Dataset entries:
------------
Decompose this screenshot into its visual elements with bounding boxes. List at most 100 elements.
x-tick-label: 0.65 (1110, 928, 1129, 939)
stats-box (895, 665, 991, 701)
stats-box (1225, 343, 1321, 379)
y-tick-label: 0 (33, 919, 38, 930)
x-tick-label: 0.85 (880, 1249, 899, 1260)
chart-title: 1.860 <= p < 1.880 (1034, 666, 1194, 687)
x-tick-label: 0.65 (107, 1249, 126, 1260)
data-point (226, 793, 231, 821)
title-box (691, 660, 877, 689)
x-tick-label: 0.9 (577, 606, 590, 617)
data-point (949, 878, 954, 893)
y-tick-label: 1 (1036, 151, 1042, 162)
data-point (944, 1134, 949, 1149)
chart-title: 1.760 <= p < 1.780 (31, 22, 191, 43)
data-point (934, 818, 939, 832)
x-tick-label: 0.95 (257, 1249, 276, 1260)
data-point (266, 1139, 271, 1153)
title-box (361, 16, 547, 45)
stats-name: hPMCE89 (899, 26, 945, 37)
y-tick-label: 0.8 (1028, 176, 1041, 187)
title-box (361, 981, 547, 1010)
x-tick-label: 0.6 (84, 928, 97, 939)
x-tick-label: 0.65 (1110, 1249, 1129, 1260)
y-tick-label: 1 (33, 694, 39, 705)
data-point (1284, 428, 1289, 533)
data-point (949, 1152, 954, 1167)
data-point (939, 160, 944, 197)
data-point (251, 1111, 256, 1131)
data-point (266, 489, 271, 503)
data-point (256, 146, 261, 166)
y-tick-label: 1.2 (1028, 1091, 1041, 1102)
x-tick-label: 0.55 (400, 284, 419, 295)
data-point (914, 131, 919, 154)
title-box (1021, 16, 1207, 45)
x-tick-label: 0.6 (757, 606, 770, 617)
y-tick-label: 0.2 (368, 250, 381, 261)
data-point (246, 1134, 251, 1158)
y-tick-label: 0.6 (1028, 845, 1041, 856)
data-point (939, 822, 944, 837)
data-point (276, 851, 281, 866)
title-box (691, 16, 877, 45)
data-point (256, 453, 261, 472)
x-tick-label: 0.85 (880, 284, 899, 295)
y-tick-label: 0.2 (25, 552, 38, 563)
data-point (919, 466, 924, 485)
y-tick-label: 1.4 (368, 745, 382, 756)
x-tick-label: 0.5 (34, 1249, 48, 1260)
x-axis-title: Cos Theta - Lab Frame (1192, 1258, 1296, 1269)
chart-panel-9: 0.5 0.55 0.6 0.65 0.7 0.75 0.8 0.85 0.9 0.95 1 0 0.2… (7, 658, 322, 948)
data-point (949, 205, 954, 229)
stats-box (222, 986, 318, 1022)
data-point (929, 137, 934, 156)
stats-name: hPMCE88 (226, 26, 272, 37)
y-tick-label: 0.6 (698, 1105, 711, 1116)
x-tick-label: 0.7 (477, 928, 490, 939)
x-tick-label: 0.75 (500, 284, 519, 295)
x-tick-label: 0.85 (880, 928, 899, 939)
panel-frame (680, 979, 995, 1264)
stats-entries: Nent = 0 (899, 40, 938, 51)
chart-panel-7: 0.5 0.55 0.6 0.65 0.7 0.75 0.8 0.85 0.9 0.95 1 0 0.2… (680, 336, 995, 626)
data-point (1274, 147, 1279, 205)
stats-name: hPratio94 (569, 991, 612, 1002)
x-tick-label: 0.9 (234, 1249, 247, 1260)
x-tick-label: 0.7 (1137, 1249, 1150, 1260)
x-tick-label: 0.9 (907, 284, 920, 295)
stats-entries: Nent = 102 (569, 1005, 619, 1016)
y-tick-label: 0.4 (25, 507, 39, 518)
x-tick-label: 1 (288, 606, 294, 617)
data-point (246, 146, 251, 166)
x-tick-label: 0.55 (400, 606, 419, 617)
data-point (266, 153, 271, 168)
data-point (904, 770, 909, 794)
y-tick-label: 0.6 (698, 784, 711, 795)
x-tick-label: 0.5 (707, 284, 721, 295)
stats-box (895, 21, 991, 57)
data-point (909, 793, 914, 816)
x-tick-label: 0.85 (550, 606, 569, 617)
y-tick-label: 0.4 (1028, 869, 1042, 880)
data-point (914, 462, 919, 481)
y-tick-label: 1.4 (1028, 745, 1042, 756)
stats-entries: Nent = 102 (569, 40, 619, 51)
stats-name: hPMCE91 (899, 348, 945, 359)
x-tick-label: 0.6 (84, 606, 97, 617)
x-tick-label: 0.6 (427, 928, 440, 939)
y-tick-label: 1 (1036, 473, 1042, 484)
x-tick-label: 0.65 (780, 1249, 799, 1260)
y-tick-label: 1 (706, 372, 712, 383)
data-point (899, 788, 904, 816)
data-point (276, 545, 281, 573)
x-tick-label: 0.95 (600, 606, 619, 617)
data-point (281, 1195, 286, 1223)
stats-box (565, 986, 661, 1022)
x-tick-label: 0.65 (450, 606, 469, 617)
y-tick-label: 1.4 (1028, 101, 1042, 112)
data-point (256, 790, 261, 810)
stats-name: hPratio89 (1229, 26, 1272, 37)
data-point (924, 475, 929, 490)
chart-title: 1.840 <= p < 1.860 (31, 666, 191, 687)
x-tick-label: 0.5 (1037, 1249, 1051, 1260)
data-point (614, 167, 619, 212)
------------
● Exercise objective: Format the data from its first line through the line containing "data-point (266, 489, 271, 503)", inclusive, as a Markdown table with the columns Row and Line, one row per line and blank lines omitted.

● Final result:
| Row | Line |
|---|---|
| 1 | Decompose this screenshot into its visual elements with bounding boxes. List at most 100 elements. |
| 2 | x-tick-label: 0.65 (1110, 928, 1129, 939) |
| 3 | stats-box (895, 665, 991, 701) |
| 4 | stats-box (1225, 343, 1321, 379) |
| 5 | y-tick-label: 0 (33, 919, 38, 930) |
| 6 | x-tick-label: 0.85 (880, 1249, 899, 1260) |
| 7 | chart-title: 1.860 <= p < 1.880 (1034, 666, 1194, 687) |
| 8 | x-tick-label: 0.65 (107, 1249, 126, 1260) |
| 9 | data-point (226, 793, 231, 821) |
| 10 | title-box (691, 660, 877, 689) |
| 11 | x-tick-label: 0.9 (577, 606, 590, 617) |
| 12 | data-point (949, 878, 954, 893) |
| 13 | y-tick-label: 1 (1036, 151, 1042, 162) |
| 14 | data-point (944, 1134, 949, 1149) |
| 15 | chart-title: 1.760 <= p < 1.780 (31, 22, 191, 43) |
| 16 | data-point (934, 818, 939, 832) |
| 17 | x-tick-label: 0.95 (257, 1249, 276, 1260) |
| 18 | data-point (266, 1139, 271, 1153) |
| 19 | title-box (361, 16, 547, 45) |
| 20 | stats-name: hPMCE89 (899, 26, 945, 37) |
| 21 | y-tick-label: 0.8 (1028, 176, 1041, 187) |
| 22 | title-box (361, 981, 547, 1010) |
| 23 | x-tick-label: 0.6 (84, 928, 97, 939) |
| 24 | x-tick-label: 0.65 (1110, 1249, 1129, 1260) |
| 25 | y-tick-label: 1 (33, 694, 39, 705) |
| 26 | data-point (1284, 428, 1289, 533) |
| 27 | data-point (949, 1152, 954, 1167) |
| 28 | data-point (939, 160, 944, 197) |
| 29 | data-point (251, 1111, 256, 1131) |
| 30 | data-point (266, 489, 271, 503) |